* Task inputs *
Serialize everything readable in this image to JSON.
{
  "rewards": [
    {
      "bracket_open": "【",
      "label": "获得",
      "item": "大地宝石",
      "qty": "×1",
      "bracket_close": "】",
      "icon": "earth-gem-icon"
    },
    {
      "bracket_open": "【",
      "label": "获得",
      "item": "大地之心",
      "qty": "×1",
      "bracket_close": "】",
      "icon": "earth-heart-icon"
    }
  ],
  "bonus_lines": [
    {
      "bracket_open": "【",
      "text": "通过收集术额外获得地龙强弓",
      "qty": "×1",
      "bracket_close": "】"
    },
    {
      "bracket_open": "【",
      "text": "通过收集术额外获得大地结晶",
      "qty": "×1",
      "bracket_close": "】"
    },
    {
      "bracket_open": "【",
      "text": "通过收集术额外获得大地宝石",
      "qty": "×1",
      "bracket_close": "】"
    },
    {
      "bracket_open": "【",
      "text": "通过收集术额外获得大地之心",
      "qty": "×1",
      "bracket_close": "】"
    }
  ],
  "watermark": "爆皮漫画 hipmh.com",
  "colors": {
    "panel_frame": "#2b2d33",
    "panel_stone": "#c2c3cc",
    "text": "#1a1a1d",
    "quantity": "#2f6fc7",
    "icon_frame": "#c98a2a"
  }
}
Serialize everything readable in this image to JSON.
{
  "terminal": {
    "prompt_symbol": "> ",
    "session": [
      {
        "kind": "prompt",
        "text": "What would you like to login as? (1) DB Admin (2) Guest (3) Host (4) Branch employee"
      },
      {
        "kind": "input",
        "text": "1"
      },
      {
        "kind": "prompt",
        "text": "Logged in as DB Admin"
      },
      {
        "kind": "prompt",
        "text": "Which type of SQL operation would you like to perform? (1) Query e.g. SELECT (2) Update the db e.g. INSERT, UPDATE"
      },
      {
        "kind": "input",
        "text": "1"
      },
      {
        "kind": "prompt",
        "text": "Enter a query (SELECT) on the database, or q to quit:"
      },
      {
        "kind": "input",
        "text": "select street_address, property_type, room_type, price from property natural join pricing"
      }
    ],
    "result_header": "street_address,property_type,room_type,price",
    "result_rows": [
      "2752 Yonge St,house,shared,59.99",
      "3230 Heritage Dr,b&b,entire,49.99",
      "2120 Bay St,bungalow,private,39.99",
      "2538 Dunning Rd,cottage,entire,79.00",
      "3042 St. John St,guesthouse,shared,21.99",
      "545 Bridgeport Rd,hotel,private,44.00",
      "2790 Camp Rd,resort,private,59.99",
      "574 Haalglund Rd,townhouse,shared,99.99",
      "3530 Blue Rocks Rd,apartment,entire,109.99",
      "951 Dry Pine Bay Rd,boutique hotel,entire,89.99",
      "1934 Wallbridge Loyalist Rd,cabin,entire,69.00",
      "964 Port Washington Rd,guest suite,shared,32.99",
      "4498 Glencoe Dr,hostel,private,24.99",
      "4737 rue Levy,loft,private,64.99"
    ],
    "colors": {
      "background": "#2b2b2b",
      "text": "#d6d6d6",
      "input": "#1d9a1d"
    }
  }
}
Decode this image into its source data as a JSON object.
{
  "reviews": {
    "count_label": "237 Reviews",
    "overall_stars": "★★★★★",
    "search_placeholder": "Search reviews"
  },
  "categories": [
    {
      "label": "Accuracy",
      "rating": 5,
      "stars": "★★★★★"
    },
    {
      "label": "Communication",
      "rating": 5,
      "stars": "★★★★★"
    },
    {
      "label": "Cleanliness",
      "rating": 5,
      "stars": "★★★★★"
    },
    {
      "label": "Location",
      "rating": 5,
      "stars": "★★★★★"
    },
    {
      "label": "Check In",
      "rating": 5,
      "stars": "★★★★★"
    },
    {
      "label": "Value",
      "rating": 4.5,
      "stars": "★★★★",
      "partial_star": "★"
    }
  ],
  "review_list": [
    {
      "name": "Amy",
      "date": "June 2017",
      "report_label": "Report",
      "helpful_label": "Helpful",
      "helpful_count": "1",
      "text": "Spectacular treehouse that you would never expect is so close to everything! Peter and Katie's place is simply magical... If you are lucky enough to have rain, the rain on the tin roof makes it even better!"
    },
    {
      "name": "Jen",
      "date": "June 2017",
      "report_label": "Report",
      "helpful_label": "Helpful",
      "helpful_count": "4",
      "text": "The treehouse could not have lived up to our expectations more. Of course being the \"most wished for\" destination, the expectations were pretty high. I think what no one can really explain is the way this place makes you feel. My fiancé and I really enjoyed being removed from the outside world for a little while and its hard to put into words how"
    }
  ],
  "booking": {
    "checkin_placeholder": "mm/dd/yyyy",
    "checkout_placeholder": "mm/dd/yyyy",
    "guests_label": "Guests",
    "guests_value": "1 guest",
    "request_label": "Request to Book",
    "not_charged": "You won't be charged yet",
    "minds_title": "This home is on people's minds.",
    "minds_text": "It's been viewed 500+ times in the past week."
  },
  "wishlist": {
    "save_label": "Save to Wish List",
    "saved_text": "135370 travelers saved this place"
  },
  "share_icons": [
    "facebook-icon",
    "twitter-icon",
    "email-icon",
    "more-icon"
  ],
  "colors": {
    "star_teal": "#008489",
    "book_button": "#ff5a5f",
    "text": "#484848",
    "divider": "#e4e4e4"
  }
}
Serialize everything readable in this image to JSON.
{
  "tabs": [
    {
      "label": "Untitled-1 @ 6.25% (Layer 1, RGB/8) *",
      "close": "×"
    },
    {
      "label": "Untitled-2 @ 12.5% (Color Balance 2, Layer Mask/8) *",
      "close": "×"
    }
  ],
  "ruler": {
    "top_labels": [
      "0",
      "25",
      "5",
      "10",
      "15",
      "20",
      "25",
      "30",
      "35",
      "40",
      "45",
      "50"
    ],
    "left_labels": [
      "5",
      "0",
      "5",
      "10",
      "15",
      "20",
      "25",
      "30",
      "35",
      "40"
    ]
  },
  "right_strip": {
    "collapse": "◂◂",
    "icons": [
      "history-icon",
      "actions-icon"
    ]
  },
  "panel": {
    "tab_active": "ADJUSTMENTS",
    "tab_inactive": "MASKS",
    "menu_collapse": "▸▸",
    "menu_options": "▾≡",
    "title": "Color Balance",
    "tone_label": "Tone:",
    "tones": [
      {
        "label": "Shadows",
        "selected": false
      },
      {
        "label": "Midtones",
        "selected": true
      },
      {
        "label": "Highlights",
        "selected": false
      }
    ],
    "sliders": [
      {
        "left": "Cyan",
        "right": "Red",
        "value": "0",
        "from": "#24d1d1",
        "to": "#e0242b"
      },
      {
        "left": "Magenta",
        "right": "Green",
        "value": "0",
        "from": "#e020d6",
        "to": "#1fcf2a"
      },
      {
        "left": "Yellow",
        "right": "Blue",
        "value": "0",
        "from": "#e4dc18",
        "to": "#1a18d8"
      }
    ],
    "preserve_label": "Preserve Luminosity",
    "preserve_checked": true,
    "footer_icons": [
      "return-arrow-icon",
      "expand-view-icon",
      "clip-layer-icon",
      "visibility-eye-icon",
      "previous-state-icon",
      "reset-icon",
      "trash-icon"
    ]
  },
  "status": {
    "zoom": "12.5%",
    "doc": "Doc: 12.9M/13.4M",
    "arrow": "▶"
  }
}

* Challenge *
Pick out every line above that holds the word "like" and copy it.

* Output for this exercise *
        "text": "What would you like to login as? (1) DB Admin (2) Guest (3) Host (4) Branch employee"
        "text": "Which type of SQL operation would you like to perform? (1) Query e.g. SELECT (2) Update the db e.g. INSERT, UPDATE"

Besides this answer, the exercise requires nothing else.